▶ _WHAT IS BEING ASKED_
Scan the data below and pick out the lines containing the word "nous".

▶ _SUPPLIED ENTRIES_
------

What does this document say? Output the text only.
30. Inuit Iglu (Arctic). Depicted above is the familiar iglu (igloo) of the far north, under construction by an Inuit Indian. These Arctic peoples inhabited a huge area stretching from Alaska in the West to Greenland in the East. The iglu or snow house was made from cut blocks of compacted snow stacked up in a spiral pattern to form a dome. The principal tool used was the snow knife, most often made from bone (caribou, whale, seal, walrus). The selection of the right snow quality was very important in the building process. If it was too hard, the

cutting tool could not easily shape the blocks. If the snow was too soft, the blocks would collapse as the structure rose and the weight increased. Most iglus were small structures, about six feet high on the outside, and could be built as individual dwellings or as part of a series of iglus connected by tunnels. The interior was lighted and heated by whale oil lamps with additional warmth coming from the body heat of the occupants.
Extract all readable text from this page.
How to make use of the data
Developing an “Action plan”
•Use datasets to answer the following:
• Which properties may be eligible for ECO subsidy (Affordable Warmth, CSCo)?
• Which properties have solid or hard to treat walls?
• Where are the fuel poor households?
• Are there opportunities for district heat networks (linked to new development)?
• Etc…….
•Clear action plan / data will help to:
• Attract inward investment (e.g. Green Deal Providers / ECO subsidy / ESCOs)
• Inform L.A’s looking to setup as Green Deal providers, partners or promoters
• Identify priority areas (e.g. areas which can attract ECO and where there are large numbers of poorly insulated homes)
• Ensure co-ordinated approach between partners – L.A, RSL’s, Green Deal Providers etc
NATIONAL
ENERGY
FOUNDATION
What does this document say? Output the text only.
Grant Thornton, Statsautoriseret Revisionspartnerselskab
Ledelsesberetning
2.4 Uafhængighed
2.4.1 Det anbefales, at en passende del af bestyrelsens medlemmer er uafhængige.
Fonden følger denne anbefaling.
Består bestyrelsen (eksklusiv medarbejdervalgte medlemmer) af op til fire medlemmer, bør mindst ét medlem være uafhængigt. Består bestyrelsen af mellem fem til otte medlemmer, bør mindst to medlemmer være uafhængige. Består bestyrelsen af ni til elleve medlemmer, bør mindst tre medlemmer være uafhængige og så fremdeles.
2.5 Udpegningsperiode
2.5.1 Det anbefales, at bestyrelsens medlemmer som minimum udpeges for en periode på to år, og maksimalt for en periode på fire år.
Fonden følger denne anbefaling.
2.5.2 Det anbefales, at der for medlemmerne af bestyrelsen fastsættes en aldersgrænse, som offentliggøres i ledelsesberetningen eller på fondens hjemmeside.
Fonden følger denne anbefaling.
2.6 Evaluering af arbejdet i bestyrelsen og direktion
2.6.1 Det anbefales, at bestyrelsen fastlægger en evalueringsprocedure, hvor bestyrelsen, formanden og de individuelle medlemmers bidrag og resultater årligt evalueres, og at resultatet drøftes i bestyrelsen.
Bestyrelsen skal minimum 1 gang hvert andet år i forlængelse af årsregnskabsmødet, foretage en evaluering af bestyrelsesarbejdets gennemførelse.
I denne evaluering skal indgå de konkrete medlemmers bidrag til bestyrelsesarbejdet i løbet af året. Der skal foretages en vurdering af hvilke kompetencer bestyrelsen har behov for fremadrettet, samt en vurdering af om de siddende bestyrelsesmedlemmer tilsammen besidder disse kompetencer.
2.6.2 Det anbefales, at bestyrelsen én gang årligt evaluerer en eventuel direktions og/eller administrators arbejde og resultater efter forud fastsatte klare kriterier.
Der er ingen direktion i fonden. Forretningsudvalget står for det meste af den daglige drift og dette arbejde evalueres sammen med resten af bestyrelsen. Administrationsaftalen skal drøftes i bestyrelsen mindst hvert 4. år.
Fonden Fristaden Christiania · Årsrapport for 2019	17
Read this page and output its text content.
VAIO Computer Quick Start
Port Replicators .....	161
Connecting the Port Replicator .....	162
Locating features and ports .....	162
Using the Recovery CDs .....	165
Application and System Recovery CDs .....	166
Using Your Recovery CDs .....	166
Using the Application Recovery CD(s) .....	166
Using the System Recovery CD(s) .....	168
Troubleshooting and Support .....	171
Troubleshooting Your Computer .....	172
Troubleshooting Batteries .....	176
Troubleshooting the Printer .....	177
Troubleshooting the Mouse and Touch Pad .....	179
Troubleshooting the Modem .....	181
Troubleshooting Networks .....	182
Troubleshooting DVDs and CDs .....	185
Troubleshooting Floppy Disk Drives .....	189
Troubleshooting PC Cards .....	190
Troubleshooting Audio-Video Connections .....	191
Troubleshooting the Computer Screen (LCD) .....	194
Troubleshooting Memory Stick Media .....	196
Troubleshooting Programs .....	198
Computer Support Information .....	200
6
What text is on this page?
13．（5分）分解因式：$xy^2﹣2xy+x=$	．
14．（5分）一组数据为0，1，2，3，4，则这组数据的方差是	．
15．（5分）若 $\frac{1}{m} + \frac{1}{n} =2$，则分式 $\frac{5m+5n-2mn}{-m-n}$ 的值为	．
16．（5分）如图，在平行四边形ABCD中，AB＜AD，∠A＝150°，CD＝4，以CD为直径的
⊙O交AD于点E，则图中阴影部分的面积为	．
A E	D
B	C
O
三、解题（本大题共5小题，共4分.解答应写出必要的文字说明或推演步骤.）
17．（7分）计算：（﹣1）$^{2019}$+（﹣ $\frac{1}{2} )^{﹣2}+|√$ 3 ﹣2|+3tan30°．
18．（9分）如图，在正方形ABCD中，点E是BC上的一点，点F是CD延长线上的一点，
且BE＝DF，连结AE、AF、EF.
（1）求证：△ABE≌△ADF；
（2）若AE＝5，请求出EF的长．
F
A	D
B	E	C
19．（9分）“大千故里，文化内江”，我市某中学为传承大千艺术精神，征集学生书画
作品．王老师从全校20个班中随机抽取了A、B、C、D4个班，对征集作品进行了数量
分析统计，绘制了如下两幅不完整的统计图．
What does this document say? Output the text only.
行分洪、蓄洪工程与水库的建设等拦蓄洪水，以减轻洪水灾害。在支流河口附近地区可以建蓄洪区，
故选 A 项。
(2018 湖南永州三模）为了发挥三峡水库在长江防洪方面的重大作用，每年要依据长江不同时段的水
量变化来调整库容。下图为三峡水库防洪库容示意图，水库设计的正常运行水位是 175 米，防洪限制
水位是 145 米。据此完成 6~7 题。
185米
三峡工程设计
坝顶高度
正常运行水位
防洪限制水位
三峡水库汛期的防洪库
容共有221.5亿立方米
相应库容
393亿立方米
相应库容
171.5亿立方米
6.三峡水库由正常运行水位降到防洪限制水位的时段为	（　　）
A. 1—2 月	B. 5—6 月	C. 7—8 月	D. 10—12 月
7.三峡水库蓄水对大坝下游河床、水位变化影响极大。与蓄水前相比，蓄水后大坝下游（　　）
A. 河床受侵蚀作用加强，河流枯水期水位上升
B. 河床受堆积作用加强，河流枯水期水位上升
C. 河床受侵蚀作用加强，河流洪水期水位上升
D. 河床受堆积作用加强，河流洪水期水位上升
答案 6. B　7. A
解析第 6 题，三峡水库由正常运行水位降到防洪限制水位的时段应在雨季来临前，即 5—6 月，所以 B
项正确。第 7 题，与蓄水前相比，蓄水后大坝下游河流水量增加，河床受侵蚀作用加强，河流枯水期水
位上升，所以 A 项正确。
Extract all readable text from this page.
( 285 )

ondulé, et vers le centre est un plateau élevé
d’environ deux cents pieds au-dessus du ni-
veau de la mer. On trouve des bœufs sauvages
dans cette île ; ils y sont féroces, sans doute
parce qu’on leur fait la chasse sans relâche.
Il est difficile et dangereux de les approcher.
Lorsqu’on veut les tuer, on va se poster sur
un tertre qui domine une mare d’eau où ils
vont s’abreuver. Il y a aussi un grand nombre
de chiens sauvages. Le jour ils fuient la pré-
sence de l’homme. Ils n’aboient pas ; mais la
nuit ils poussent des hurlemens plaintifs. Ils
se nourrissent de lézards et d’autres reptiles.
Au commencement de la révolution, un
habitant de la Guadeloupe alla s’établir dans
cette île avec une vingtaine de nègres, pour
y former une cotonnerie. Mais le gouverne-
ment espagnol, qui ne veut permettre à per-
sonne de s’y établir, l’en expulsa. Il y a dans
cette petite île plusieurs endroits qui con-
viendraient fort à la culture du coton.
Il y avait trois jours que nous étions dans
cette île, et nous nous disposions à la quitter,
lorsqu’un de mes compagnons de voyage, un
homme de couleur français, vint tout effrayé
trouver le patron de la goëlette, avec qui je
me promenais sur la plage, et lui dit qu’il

------

▶ _ANSWER TO THIS TASK_
Il y avait trois jours que nous étions dans
cette île, et nous nous disposions à la quitter,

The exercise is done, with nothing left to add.